WORK TO BE COMPLETED
Among the lines below, count those with "aplicado". Give only the number.

Start of EXERCISE MATERIALS

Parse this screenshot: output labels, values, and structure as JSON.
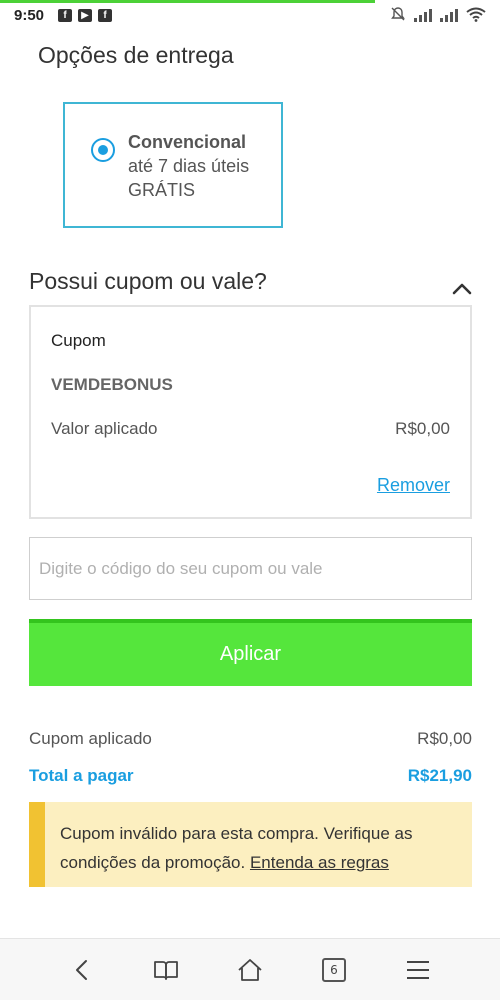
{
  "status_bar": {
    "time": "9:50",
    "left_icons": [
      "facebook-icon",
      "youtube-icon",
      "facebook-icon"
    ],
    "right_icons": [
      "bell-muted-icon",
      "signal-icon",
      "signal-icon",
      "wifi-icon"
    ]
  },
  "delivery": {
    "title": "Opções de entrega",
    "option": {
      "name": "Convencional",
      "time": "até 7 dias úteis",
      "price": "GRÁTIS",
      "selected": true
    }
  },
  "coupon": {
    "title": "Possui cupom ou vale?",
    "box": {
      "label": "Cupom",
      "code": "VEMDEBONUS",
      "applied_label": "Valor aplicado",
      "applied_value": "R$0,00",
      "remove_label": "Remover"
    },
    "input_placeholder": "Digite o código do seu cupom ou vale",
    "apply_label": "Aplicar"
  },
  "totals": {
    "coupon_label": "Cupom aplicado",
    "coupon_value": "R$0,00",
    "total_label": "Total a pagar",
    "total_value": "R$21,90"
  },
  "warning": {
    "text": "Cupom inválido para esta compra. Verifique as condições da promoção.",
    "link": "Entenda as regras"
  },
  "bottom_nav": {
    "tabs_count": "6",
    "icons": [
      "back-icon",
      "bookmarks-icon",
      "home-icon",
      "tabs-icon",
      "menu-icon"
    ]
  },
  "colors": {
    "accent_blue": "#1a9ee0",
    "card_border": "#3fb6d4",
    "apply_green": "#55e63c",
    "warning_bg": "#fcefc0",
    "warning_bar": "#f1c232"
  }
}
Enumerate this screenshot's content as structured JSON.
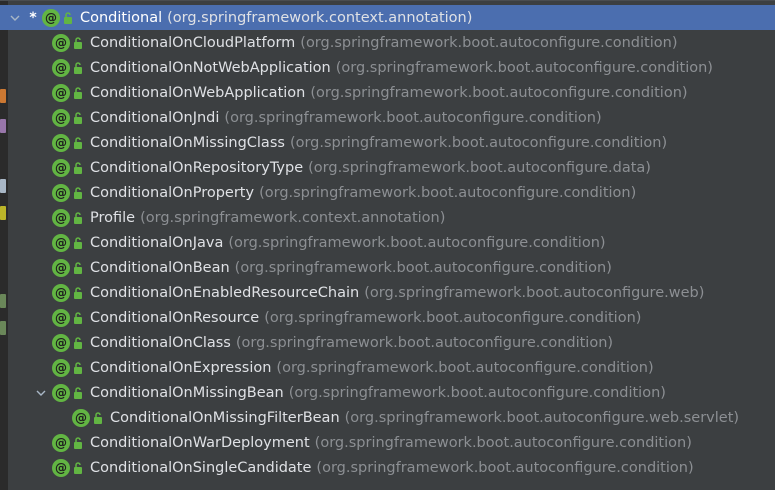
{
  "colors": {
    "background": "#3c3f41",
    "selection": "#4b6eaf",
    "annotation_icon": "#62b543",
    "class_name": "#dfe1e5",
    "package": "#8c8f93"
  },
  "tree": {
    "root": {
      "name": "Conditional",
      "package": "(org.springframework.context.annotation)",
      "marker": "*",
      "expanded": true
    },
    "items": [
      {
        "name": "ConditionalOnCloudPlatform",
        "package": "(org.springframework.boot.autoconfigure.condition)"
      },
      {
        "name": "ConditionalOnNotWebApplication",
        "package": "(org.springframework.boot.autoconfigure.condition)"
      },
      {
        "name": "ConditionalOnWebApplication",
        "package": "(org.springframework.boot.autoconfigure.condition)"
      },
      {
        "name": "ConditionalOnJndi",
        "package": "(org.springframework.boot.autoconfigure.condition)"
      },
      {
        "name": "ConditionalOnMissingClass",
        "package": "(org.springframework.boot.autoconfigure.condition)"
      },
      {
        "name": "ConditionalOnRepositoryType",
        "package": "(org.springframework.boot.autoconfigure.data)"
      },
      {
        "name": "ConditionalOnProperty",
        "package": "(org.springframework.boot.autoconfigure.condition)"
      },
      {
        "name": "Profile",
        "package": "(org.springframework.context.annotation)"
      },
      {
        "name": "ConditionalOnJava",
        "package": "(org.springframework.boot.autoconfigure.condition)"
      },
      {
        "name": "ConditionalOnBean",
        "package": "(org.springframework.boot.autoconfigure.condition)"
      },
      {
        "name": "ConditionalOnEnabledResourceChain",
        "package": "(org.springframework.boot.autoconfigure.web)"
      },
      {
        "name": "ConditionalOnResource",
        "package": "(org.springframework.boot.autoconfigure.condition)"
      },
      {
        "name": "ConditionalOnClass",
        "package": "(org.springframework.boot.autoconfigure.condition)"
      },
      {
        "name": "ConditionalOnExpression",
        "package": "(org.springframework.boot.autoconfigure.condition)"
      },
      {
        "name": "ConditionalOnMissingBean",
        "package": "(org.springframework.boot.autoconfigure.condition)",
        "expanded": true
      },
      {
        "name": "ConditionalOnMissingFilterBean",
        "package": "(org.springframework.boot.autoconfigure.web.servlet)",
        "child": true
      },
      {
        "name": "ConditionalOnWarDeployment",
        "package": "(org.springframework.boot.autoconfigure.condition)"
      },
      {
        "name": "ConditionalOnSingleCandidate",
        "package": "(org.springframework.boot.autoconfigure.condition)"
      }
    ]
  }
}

End of EXERCISE MATERIALS
Start of EXERCISE MATERIALS

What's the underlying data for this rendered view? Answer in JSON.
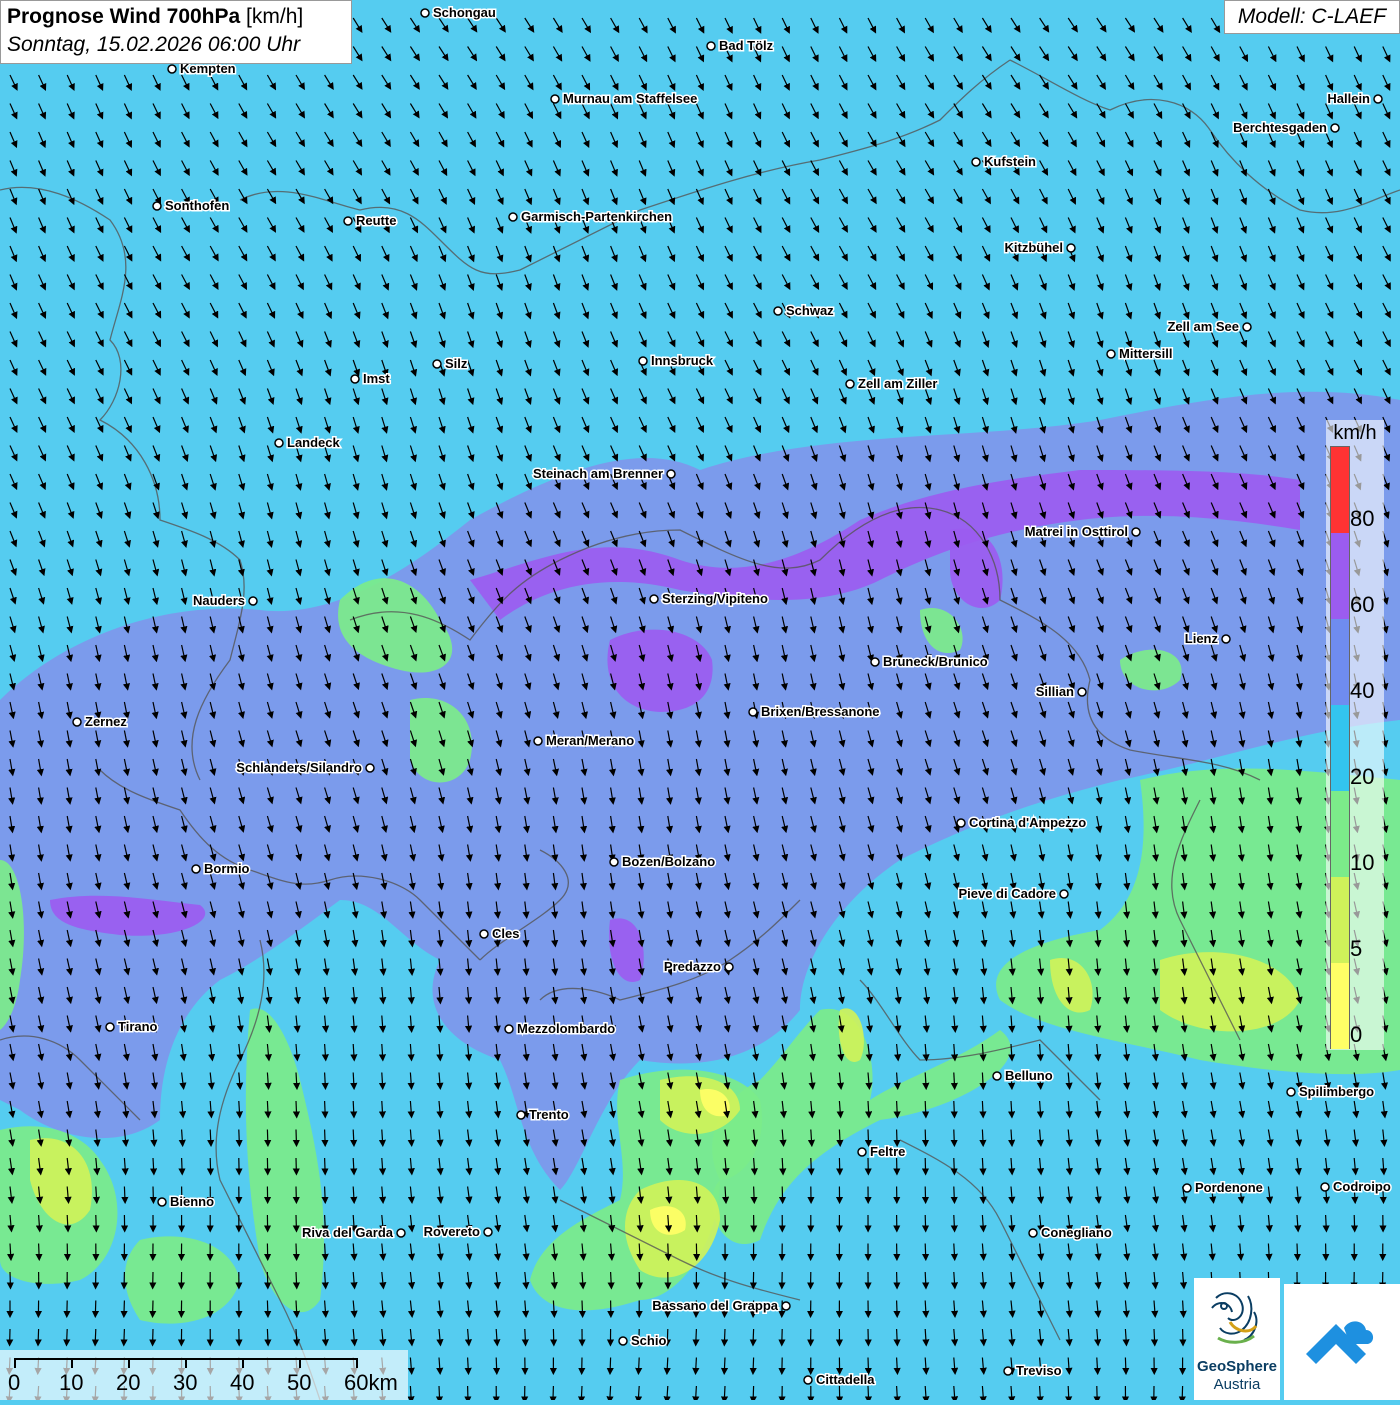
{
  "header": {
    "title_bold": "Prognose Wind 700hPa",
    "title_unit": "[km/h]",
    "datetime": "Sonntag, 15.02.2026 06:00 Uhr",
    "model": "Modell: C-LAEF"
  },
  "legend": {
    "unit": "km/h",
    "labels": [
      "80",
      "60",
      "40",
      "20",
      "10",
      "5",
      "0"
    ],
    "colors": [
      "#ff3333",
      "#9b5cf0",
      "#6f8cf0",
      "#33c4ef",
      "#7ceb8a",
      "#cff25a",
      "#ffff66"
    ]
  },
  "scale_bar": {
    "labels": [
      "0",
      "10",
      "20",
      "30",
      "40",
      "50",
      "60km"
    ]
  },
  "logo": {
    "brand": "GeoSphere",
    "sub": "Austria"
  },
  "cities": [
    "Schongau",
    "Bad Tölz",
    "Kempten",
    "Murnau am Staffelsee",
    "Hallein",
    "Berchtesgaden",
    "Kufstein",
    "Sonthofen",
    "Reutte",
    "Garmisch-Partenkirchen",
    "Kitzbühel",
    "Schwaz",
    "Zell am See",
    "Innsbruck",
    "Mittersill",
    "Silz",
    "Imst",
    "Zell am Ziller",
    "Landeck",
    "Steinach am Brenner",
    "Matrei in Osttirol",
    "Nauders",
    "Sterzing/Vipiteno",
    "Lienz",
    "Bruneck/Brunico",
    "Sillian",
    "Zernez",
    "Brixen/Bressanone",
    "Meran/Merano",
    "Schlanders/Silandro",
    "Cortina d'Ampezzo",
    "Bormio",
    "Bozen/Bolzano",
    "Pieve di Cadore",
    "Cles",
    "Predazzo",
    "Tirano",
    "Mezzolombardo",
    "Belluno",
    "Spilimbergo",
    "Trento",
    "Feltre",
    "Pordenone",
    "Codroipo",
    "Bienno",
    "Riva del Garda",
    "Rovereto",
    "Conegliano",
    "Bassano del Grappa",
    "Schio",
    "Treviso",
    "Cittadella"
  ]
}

End of EXERCISE MATERIALS

FINISHED TASK
2